_Instructions to follow_
Type the records out again in full, exactly.

____

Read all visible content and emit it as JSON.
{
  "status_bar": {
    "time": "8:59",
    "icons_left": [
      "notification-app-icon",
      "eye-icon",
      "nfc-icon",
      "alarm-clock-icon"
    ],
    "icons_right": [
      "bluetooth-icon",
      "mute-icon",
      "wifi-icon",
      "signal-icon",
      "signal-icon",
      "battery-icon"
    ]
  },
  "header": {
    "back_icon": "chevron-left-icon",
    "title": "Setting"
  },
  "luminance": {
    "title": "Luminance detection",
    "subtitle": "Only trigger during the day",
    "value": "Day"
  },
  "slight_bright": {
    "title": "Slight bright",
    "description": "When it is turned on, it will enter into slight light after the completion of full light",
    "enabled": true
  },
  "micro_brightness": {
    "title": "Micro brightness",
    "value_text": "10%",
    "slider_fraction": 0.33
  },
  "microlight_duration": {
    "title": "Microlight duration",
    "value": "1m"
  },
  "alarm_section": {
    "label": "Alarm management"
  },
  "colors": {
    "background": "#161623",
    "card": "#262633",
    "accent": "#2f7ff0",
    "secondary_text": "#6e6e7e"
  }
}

____

_Right answer_
Read all visible content and emit it as JSON.
{
  "status_bar": {
    "time": "8:59",
    "icons_left": [
      "notification-app-icon",
      "eye-icon",
      "nfc-icon",
      "alarm-clock-icon"
    ],
    "icons_right": [
      "bluetooth-icon",
      "mute-icon",
      "wifi-icon",
      "signal-icon",
      "signal-icon",
      "battery-icon"
    ]
  },
  "header": {
    "back_icon": "chevron-left-icon",
    "title": "Setting"
  },
  "luminance": {
    "title": "Luminance detection",
    "subtitle": "Only trigger during the day",
    "value": "Day"
  },
  "slight_bright": {
    "title": "Slight bright",
    "description": "When it is turned on, it will enter into slight light after the completion of full light",
    "enabled": true
  },
  "micro_brightness": {
    "title": "Micro brightness",
    "value_text": "10%",
    "slider_fraction": 0.33
  },
  "microlight_duration": {
    "title": "Microlight duration",
    "value": "1m"
  },
  "alarm_section": {
    "label": "Alarm management"
  },
  "colors": {
    "background": "#161623",
    "card": "#262633",
    "accent": "#2f7ff0",
    "secondary_text": "#6e6e7e"
  }
}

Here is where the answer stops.